__Records for the task__.
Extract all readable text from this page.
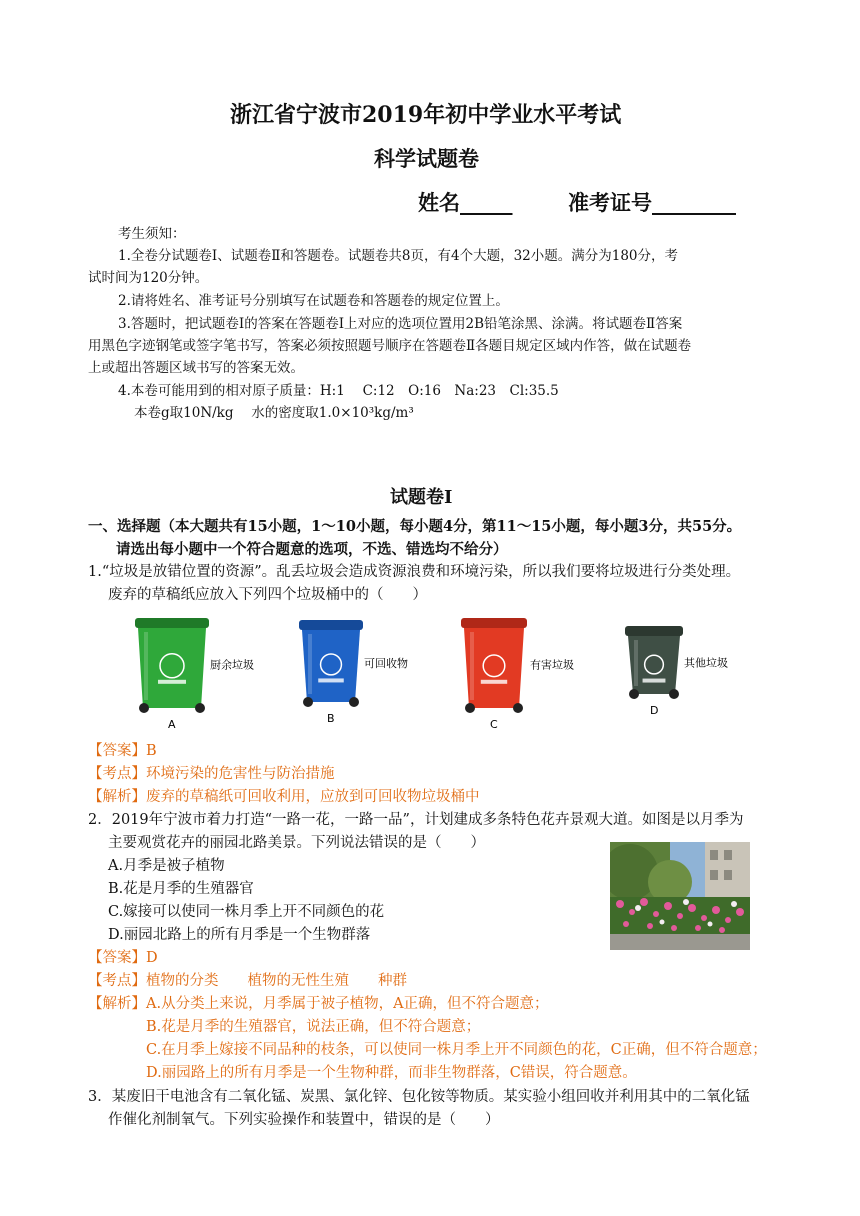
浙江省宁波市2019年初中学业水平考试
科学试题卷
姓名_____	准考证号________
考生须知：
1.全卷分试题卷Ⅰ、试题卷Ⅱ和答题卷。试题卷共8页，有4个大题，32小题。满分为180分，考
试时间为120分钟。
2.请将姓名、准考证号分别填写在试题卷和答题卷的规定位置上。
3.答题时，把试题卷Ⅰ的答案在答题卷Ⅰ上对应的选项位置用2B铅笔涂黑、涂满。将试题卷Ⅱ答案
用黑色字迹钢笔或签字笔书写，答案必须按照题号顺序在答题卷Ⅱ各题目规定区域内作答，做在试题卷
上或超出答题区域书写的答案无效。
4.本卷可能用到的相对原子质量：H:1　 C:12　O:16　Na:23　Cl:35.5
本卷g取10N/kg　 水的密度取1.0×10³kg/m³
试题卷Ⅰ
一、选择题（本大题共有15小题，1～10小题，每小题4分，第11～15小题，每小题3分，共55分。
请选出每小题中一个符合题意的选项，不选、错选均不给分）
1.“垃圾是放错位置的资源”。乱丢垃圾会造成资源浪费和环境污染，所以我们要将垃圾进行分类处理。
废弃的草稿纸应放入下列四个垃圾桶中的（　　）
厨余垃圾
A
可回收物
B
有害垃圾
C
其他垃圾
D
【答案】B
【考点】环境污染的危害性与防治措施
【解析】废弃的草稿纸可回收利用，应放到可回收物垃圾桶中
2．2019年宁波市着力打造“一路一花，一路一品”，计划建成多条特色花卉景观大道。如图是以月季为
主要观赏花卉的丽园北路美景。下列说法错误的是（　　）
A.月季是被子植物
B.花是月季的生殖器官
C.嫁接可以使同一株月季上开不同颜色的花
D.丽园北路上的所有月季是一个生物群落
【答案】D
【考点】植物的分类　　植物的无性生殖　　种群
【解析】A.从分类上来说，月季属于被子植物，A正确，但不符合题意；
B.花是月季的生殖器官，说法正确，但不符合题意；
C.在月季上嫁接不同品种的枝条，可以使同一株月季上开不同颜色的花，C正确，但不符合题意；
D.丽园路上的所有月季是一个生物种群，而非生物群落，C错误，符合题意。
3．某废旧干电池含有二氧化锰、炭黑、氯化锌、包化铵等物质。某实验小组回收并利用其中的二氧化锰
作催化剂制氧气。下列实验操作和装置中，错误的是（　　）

__Given problem__. Your copy of the data above should match it exactly, except that pictures are left out.

__The solution__.
Extract all readable text from this page.
浙江省宁波市2019年初中学业水平考试
科学试题卷
姓名_____	准考证号________
考生须知：
1.全卷分试题卷Ⅰ、试题卷Ⅱ和答题卷。试题卷共8页，有4个大题，32小题。满分为180分，考
试时间为120分钟。
2.请将姓名、准考证号分别填写在试题卷和答题卷的规定位置上。
3.答题时，把试题卷Ⅰ的答案在答题卷Ⅰ上对应的选项位置用2B铅笔涂黑、涂满。将试题卷Ⅱ答案
用黑色字迹钢笔或签字笔书写，答案必须按照题号顺序在答题卷Ⅱ各题目规定区域内作答，做在试题卷
上或超出答题区域书写的答案无效。
4.本卷可能用到的相对原子质量：H:1　 C:12　O:16　Na:23　Cl:35.5
本卷g取10N/kg　 水的密度取1.0×10³kg/m³
试题卷Ⅰ
一、选择题（本大题共有15小题，1～10小题，每小题4分，第11～15小题，每小题3分，共55分。
请选出每小题中一个符合题意的选项，不选、错选均不给分）
1.“垃圾是放错位置的资源”。乱丢垃圾会造成资源浪费和环境污染，所以我们要将垃圾进行分类处理。
废弃的草稿纸应放入下列四个垃圾桶中的（　　）
厨余垃圾
A
可回收物
B
有害垃圾
C
其他垃圾
D
【答案】B
【考点】环境污染的危害性与防治措施
【解析】废弃的草稿纸可回收利用，应放到可回收物垃圾桶中
2．2019年宁波市着力打造“一路一花，一路一品”，计划建成多条特色花卉景观大道。如图是以月季为
主要观赏花卉的丽园北路美景。下列说法错误的是（　　）
A.月季是被子植物
B.花是月季的生殖器官
C.嫁接可以使同一株月季上开不同颜色的花
D.丽园北路上的所有月季是一个生物群落
【答案】D
【考点】植物的分类　　植物的无性生殖　　种群
【解析】A.从分类上来说，月季属于被子植物，A正确，但不符合题意；
B.花是月季的生殖器官，说法正确，但不符合题意；
C.在月季上嫁接不同品种的枝条，可以使同一株月季上开不同颜色的花，C正确，但不符合题意；
D.丽园路上的所有月季是一个生物种群，而非生物群落，C错误，符合题意。
3．某废旧干电池含有二氧化锰、炭黑、氯化锌、包化铵等物质。某实验小组回收并利用其中的二氧化锰
作催化剂制氧气。下列实验操作和装置中，错误的是（　　）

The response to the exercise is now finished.